## Directions for this task
Restate the following entries exactly, including every line.

START Supplied data

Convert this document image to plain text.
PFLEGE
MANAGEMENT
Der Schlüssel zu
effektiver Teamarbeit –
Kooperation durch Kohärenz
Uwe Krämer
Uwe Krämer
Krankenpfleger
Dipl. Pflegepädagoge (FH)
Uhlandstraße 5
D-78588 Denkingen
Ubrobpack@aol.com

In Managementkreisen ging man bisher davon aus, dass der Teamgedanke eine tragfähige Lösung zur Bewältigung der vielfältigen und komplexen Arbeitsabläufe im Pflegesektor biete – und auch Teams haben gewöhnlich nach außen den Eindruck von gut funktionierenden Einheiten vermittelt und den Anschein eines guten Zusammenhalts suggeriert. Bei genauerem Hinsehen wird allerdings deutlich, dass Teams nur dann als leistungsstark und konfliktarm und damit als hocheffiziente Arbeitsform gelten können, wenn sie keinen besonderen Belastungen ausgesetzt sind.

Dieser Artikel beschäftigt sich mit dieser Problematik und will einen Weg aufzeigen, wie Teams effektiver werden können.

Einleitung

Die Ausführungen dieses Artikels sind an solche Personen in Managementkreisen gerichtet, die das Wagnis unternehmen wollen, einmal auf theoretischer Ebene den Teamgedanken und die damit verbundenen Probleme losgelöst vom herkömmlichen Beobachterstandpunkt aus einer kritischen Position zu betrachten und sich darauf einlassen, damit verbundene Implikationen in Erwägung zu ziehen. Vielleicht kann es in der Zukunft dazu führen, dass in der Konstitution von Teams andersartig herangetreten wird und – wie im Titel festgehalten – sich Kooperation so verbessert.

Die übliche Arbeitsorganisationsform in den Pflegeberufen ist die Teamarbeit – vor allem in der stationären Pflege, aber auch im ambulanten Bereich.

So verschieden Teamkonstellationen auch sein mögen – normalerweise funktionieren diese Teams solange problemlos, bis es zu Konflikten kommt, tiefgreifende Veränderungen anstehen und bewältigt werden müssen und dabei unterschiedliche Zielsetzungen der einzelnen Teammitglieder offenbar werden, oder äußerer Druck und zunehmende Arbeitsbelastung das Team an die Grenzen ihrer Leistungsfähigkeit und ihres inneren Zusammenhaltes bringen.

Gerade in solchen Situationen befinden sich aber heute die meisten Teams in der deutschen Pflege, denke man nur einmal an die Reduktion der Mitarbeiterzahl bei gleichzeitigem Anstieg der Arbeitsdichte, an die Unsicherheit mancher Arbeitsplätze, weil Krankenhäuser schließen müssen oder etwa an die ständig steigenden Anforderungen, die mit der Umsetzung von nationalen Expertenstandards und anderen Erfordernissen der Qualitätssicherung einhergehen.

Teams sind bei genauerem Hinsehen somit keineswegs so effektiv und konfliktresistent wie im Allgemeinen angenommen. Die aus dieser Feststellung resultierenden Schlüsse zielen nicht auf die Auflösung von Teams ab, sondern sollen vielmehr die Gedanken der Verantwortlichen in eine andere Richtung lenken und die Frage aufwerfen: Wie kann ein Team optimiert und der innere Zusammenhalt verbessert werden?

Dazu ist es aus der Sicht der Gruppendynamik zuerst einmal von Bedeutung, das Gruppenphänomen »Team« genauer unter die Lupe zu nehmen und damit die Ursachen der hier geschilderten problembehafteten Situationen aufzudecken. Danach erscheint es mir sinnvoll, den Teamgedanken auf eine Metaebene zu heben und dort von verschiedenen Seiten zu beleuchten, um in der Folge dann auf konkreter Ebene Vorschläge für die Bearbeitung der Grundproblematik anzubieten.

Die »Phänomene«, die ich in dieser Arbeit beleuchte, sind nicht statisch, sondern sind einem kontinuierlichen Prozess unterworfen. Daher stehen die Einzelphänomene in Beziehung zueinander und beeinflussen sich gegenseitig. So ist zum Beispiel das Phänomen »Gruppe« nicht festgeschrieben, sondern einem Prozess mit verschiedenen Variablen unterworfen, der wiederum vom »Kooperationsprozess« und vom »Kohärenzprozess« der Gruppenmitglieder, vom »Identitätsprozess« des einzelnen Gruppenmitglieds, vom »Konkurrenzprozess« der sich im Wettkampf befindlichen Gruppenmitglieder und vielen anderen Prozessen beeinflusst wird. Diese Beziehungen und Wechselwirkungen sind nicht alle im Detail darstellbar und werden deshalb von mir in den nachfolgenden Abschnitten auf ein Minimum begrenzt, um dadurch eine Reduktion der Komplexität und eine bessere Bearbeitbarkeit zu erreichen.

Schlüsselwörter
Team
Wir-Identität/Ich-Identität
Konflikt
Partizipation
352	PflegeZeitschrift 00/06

END Supplied data

## Exercise result
Convert this document image to plain text.
PFLEGE
MANAGEMENT
Der Schlüssel zu
effektiver Teamarbeit –
Kooperation durch Kohärenz
Uwe Krämer
Uwe Krämer
Krankenpfleger
Dipl. Pflegepädagoge (FH)
Uhlandstraße 5
D-78588 Denkingen
Ubrobpack@aol.com

In Managementkreisen ging man bisher davon aus, dass der Teamgedanke eine tragfähige Lösung zur Bewältigung der vielfältigen und komplexen Arbeitsabläufe im Pflegesektor biete – und auch Teams haben gewöhnlich nach außen den Eindruck von gut funktionierenden Einheiten vermittelt und den Anschein eines guten Zusammenhalts suggeriert. Bei genauerem Hinsehen wird allerdings deutlich, dass Teams nur dann als leistungsstark und konfliktarm und damit als hocheffiziente Arbeitsform gelten können, wenn sie keinen besonderen Belastungen ausgesetzt sind.

Dieser Artikel beschäftigt sich mit dieser Problematik und will einen Weg aufzeigen, wie Teams effektiver werden können.

Einleitung

Die Ausführungen dieses Artikels sind an solche Personen in Managementkreisen gerichtet, die das Wagnis unternehmen wollen, einmal auf theoretischer Ebene den Teamgedanken und die damit verbundenen Probleme losgelöst vom herkömmlichen Beobachterstandpunkt aus einer kritischen Position zu betrachten und sich darauf einlassen, damit verbundene Implikationen in Erwägung zu ziehen. Vielleicht kann es in der Zukunft dazu führen, dass in der Konstitution von Teams andersartig herangetreten wird und – wie im Titel festgehalten – sich Kooperation so verbessert.

Die übliche Arbeitsorganisationsform in den Pflegeberufen ist die Teamarbeit – vor allem in der stationären Pflege, aber auch im ambulanten Bereich.

So verschieden Teamkonstellationen auch sein mögen – normalerweise funktionieren diese Teams solange problemlos, bis es zu Konflikten kommt, tiefgreifende Veränderungen anstehen und bewältigt werden müssen und dabei unterschiedliche Zielsetzungen der einzelnen Teammitglieder offenbar werden, oder äußerer Druck und zunehmende Arbeitsbelastung das Team an die Grenzen ihrer Leistungsfähigkeit und ihres inneren Zusammenhaltes bringen.

Gerade in solchen Situationen befinden sich aber heute die meisten Teams in der deutschen Pflege, denke man nur einmal an die Reduktion der Mitarbeiterzahl bei gleichzeitigem Anstieg der Arbeitsdichte, an die Unsicherheit mancher Arbeitsplätze, weil Krankenhäuser schließen müssen oder etwa an die ständig steigenden Anforderungen, die mit der Umsetzung von nationalen Expertenstandards und anderen Erfordernissen der Qualitätssicherung einhergehen.

Teams sind bei genauerem Hinsehen somit keineswegs so effektiv und konfliktresistent wie im Allgemeinen angenommen. Die aus dieser Feststellung resultierenden Schlüsse zielen nicht auf die Auflösung von Teams ab, sondern sollen vielmehr die Gedanken der Verantwortlichen in eine andere Richtung lenken und die Frage aufwerfen: Wie kann ein Team optimiert und der innere Zusammenhalt verbessert werden?

Dazu ist es aus der Sicht der Gruppendynamik zuerst einmal von Bedeutung, das Gruppenphänomen »Team« genauer unter die Lupe zu nehmen und damit die Ursachen der hier geschilderten problembehafteten Situationen aufzudecken. Danach erscheint es mir sinnvoll, den Teamgedanken auf eine Metaebene zu heben und dort von verschiedenen Seiten zu beleuchten, um in der Folge dann auf konkreter Ebene Vorschläge für die Bearbeitung der Grundproblematik anzubieten.

Die »Phänomene«, die ich in dieser Arbeit beleuchte, sind nicht statisch, sondern sind einem kontinuierlichen Prozess unterworfen. Daher stehen die Einzelphänomene in Beziehung zueinander und beeinflussen sich gegenseitig. So ist zum Beispiel das Phänomen »Gruppe« nicht festgeschrieben, sondern einem Prozess mit verschiedenen Variablen unterworfen, der wiederum vom »Kooperationsprozess« und vom »Kohärenzprozess« der Gruppenmitglieder, vom »Identitätsprozess« des einzelnen Gruppenmitglieds, vom »Konkurrenzprozess« der sich im Wettkampf befindlichen Gruppenmitglieder und vielen anderen Prozessen beeinflusst wird. Diese Beziehungen und Wechselwirkungen sind nicht alle im Detail darstellbar und werden deshalb von mir in den nachfolgenden Abschnitten auf ein Minimum begrenzt, um dadurch eine Reduktion der Komplexität und eine bessere Bearbeitbarkeit zu erreichen.

Schlüsselwörter
Team
Wir-Identität/Ich-Identität
Konflikt
Partizipation
352	PflegeZeitschrift 00/06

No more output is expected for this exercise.